* [Dataset]:
==============================
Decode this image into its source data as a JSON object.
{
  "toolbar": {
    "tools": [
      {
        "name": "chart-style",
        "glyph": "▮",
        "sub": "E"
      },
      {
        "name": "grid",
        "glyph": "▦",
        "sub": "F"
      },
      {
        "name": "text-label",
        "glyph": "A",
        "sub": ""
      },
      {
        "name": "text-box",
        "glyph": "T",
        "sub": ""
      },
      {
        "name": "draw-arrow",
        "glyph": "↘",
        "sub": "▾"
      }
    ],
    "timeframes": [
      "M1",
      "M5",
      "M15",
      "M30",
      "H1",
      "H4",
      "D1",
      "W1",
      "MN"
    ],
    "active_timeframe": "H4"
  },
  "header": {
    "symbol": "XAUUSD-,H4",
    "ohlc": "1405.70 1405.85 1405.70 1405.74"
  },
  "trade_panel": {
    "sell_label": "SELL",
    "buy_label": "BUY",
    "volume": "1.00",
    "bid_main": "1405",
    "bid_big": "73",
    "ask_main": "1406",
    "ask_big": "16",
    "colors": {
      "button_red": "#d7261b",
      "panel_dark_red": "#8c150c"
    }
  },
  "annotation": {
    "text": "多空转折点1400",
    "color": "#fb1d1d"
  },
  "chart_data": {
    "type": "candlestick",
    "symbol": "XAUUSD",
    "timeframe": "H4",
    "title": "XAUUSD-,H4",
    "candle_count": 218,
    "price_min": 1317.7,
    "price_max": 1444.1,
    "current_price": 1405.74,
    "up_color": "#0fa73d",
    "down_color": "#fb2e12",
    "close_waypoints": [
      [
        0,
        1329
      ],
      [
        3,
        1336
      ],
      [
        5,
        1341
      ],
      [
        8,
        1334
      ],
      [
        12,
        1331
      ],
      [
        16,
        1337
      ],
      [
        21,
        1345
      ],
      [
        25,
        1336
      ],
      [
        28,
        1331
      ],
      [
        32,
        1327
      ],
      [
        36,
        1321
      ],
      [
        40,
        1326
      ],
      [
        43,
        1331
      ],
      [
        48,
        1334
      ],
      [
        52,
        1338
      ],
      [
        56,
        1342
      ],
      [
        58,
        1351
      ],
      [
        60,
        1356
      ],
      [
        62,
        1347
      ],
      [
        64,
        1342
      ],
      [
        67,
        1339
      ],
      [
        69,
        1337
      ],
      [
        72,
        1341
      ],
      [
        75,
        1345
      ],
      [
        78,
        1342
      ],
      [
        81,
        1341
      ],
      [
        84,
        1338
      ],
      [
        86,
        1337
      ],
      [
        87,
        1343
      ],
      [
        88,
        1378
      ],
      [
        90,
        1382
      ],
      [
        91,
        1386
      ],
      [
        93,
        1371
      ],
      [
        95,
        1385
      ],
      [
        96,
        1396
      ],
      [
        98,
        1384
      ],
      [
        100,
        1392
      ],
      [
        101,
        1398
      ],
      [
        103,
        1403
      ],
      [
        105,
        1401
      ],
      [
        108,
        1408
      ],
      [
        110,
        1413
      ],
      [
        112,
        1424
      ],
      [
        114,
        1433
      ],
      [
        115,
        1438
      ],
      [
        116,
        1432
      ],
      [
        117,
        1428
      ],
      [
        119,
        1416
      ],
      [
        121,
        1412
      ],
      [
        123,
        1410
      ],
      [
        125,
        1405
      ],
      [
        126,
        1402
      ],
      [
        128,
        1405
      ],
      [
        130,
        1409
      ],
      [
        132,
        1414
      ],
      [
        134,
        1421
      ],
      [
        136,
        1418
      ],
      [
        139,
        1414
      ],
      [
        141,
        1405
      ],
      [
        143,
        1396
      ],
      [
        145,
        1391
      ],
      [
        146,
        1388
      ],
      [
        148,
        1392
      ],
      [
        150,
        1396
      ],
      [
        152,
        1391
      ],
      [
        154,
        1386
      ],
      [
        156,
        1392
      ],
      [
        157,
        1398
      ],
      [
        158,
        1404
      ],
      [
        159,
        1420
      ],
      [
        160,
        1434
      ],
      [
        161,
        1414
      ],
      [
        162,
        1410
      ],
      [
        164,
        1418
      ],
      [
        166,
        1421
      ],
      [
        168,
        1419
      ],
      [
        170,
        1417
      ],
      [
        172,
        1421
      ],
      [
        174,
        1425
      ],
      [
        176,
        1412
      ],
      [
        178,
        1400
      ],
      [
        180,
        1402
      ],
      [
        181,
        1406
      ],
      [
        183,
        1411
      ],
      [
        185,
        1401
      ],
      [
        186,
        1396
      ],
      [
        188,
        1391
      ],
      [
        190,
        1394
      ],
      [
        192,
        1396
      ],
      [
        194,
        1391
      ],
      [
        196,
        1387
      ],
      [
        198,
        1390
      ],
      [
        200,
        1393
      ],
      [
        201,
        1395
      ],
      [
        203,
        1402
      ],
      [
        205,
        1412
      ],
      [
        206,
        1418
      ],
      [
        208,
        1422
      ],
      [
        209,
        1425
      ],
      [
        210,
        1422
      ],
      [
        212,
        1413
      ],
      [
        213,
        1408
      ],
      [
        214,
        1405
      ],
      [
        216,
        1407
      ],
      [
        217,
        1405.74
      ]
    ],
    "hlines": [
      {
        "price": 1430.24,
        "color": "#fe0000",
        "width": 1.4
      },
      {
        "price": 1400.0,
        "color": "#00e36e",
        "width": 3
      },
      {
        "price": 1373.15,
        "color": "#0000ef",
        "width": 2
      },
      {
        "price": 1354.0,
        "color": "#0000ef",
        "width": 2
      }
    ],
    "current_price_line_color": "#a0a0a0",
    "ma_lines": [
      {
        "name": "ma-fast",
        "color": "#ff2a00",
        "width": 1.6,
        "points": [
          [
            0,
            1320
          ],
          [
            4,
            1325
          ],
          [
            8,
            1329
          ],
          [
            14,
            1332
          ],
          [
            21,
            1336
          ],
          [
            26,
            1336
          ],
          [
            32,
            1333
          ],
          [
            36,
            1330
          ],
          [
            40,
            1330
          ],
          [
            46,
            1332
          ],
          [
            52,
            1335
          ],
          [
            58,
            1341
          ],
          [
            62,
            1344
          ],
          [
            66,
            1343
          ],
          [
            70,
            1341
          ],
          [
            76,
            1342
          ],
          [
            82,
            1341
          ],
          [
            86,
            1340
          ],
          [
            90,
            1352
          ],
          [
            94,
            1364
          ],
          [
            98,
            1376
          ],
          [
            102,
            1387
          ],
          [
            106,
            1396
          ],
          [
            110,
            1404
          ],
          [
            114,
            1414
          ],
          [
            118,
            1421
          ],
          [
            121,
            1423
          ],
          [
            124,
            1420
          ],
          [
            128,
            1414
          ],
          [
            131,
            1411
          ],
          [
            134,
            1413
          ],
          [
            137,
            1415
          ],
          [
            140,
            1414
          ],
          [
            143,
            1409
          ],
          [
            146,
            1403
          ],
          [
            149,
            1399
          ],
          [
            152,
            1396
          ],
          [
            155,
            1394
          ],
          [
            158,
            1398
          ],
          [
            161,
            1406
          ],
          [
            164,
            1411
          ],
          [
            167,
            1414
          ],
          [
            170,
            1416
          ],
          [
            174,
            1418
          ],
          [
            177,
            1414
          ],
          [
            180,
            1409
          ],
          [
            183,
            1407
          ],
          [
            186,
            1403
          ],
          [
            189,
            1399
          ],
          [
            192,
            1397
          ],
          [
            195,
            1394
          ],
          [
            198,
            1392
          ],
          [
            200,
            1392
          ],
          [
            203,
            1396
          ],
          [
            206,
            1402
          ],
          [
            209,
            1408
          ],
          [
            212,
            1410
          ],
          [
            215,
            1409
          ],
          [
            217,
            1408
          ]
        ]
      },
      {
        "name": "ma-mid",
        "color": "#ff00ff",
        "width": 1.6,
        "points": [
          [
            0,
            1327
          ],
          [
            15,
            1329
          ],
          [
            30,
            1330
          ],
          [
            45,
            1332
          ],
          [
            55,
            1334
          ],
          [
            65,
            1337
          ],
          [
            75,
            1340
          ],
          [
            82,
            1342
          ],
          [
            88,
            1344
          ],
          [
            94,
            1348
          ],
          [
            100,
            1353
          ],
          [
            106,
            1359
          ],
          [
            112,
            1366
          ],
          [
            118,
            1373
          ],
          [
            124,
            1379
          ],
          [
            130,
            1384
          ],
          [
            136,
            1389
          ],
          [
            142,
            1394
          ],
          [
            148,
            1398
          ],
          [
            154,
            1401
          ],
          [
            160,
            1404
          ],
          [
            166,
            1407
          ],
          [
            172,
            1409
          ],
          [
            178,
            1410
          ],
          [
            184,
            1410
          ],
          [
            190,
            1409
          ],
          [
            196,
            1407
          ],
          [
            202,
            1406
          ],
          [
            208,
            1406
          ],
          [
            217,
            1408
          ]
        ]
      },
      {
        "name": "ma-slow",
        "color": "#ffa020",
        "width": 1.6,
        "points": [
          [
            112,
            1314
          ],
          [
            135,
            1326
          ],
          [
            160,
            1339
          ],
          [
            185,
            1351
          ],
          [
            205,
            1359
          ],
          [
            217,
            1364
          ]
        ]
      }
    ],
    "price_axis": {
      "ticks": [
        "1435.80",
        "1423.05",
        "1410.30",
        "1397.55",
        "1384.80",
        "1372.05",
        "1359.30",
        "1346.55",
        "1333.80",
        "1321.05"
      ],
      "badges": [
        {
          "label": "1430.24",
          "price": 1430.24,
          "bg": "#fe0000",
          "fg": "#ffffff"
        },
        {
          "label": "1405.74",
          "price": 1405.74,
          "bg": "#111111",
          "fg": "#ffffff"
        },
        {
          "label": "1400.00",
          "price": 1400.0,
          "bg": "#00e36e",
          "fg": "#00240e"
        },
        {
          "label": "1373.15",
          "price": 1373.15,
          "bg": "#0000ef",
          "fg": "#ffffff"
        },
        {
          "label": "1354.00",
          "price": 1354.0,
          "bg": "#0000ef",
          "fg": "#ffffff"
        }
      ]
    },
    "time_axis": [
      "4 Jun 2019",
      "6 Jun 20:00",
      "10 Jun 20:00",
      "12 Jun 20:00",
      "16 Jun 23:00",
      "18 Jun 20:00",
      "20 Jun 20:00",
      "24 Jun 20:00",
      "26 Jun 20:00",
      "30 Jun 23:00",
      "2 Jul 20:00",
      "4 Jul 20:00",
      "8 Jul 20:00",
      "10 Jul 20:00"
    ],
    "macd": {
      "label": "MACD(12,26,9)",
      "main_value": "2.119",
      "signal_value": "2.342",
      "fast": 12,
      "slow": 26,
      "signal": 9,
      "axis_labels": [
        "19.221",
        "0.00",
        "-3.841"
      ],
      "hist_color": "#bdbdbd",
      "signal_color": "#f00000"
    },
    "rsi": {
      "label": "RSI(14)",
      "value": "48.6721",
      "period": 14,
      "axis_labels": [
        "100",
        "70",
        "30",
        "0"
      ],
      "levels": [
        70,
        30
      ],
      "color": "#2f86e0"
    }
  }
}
==============================
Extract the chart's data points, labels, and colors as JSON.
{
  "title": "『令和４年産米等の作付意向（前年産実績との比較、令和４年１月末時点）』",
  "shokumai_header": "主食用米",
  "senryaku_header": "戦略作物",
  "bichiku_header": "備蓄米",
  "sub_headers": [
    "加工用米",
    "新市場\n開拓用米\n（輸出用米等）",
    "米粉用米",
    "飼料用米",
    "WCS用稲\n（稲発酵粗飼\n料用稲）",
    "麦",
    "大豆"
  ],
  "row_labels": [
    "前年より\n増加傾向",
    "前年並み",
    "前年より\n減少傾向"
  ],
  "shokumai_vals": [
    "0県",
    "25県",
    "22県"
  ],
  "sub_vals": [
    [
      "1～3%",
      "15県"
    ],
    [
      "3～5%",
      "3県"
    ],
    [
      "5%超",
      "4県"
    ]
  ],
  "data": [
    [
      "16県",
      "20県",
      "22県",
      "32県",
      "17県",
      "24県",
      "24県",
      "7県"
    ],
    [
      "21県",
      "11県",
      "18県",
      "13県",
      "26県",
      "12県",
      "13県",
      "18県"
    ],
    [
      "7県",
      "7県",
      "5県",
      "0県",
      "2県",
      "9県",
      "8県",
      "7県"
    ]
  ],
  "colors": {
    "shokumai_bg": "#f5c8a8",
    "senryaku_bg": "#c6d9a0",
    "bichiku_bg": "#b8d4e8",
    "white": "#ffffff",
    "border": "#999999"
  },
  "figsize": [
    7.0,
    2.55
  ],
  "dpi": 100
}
==============================
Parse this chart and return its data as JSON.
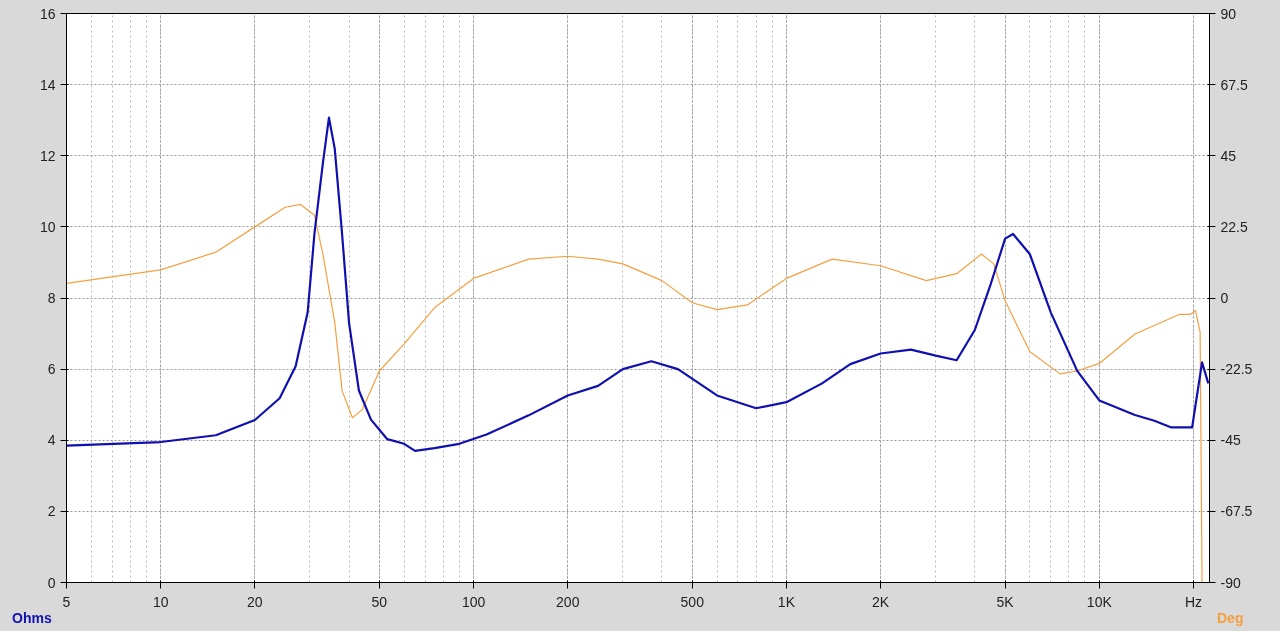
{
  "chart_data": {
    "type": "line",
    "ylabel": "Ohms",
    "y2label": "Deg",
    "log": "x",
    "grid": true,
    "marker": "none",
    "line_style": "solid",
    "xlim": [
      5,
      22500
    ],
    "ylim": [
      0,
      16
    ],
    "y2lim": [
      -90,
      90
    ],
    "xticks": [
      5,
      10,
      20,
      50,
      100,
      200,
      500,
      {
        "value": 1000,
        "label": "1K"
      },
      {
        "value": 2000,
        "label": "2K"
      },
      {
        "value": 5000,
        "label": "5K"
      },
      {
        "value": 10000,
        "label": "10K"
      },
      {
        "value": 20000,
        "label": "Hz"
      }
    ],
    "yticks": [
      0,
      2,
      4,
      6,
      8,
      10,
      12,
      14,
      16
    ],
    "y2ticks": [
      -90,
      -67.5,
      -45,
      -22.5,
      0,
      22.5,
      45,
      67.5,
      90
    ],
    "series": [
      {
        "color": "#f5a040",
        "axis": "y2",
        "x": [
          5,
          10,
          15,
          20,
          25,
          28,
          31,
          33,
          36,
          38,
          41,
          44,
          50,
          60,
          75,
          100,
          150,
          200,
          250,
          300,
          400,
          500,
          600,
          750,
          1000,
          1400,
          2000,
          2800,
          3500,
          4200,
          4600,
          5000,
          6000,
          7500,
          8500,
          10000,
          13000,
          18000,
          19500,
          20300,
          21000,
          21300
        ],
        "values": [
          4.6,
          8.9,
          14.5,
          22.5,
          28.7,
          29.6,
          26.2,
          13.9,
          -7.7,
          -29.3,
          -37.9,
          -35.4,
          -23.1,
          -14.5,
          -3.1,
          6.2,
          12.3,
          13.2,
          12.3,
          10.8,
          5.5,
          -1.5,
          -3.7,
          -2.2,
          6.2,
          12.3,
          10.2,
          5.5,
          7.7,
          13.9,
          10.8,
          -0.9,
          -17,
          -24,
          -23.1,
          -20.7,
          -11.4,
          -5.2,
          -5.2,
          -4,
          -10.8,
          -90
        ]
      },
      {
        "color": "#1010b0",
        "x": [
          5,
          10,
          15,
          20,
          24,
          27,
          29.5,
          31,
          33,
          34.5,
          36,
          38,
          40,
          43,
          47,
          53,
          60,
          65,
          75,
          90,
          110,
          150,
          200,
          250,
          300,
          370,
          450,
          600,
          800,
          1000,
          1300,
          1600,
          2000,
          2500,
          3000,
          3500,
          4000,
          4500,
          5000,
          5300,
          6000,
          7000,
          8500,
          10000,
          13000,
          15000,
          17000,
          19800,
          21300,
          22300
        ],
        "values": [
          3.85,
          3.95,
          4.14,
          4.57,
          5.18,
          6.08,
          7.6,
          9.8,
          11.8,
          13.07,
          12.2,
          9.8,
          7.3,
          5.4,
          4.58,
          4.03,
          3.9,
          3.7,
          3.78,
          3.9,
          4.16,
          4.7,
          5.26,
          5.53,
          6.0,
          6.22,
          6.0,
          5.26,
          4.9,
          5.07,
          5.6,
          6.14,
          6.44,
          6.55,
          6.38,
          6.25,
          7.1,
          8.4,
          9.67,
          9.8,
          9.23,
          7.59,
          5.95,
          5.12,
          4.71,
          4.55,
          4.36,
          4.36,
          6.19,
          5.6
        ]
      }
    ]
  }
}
==============================
* [The problem]:
Locate the word "colors" in the records above, and return each line that has it.

* [Result of the task]:
    "colors": {
Extract the chart's data points, labels, and colors as JSON.
  "colors": {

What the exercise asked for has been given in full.